TASK GOAL →
Output the data that follows exactly, line for line.

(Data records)

%%

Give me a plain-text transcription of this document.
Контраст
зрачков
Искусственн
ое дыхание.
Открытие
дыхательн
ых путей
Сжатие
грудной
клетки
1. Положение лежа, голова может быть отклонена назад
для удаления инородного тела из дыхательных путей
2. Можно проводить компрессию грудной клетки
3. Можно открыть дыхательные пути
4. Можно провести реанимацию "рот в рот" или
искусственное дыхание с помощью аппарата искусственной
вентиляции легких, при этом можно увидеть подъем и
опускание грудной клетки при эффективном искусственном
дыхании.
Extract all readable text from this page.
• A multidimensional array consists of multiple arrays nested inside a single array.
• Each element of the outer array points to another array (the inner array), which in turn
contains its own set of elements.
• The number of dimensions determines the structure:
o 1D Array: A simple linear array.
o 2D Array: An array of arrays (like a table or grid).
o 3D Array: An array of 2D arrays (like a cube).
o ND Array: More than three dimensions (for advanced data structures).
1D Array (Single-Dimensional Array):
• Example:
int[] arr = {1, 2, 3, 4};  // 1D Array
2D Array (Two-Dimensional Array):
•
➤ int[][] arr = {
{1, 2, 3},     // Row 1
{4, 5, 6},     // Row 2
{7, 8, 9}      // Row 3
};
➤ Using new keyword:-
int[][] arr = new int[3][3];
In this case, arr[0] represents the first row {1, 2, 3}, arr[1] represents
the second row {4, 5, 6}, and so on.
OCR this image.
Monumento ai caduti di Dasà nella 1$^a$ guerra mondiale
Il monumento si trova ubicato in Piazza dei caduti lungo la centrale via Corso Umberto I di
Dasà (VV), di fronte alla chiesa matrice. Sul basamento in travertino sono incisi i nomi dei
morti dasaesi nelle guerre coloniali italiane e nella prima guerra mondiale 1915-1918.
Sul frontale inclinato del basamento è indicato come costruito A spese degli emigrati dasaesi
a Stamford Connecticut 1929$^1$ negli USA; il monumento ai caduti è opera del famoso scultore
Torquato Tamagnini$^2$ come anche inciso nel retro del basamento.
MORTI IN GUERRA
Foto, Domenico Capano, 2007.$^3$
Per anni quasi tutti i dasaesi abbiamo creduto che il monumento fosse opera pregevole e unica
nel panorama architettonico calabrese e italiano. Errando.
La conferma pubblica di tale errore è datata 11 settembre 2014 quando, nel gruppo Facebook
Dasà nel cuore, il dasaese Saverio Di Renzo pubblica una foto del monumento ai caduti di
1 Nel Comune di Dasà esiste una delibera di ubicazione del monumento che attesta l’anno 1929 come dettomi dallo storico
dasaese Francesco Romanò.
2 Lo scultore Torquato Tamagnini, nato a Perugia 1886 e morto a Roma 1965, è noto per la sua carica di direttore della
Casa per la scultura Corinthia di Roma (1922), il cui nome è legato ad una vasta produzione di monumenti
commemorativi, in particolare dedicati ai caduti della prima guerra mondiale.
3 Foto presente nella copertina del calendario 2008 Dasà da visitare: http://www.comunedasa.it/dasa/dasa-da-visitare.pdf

%%

WRITTEN ANSWER →
Give me a plain-text transcription of this document.
Контраст
зрачков
Искусственн
ое дыхание.
Открытие
дыхательн
ых путей
Сжатие
грудной
клетки
1. Положение лежа, голова может быть отклонена назад
для удаления инородного тела из дыхательных путей
2. Можно проводить компрессию грудной клетки
3. Можно открыть дыхательные пути
4. Можно провести реанимацию "рот в рот" или
искусственное дыхание с помощью аппарата искусственной
вентиляции легких, при этом можно увидеть подъем и
опускание грудной клетки при эффективном искусственном
дыхании.
Extract all readable text from this page.
• A multidimensional array consists of multiple arrays nested inside a single array.
• Each element of the outer array points to another array (the inner array), which in turn
contains its own set of elements.
• The number of dimensions determines the structure:
o 1D Array: A simple linear array.
o 2D Array: An array of arrays (like a table or grid).
o 3D Array: An array of 2D arrays (like a cube).
o ND Array: More than three dimensions (for advanced data structures).
1D Array (Single-Dimensional Array):
• Example:
int[] arr = {1, 2, 3, 4};  // 1D Array
2D Array (Two-Dimensional Array):
•
➤ int[][] arr = {
{1, 2, 3},     // Row 1
{4, 5, 6},     // Row 2
{7, 8, 9}      // Row 3
};
➤ Using new keyword:-
int[][] arr = new int[3][3];
In this case, arr[0] represents the first row {1, 2, 3}, arr[1] represents
the second row {4, 5, 6}, and so on.
OCR this image.
Monumento ai caduti di Dasà nella 1$^a$ guerra mondiale
Il monumento si trova ubicato in Piazza dei caduti lungo la centrale via Corso Umberto I di
Dasà (VV), di fronte alla chiesa matrice. Sul basamento in travertino sono incisi i nomi dei
morti dasaesi nelle guerre coloniali italiane e nella prima guerra mondiale 1915-1918.
Sul frontale inclinato del basamento è indicato come costruito A spese degli emigrati dasaesi
a Stamford Connecticut 1929$^1$ negli USA; il monumento ai caduti è opera del famoso scultore
Torquato Tamagnini$^2$ come anche inciso nel retro del basamento.
MORTI IN GUERRA
Foto, Domenico Capano, 2007.$^3$
Per anni quasi tutti i dasaesi abbiamo creduto che il monumento fosse opera pregevole e unica
nel panorama architettonico calabrese e italiano. Errando.
La conferma pubblica di tale errore è datata 11 settembre 2014 quando, nel gruppo Facebook
Dasà nel cuore, il dasaese Saverio Di Renzo pubblica una foto del monumento ai caduti di
1 Nel Comune di Dasà esiste una delibera di ubicazione del monumento che attesta l’anno 1929 come dettomi dallo storico
dasaese Francesco Romanò.
2 Lo scultore Torquato Tamagnini, nato a Perugia 1886 e morto a Roma 1965, è noto per la sua carica di direttore della
Casa per la scultura Corinthia di Roma (1922), il cui nome è legato ad una vasta produzione di monumenti
commemorativi, in particolare dedicati ai caduti della prima guerra mondiale.
3 Foto presente nella copertina del calendario 2008 Dasà da visitare: http://www.comunedasa.it/dasa/dasa-da-visitare.pdf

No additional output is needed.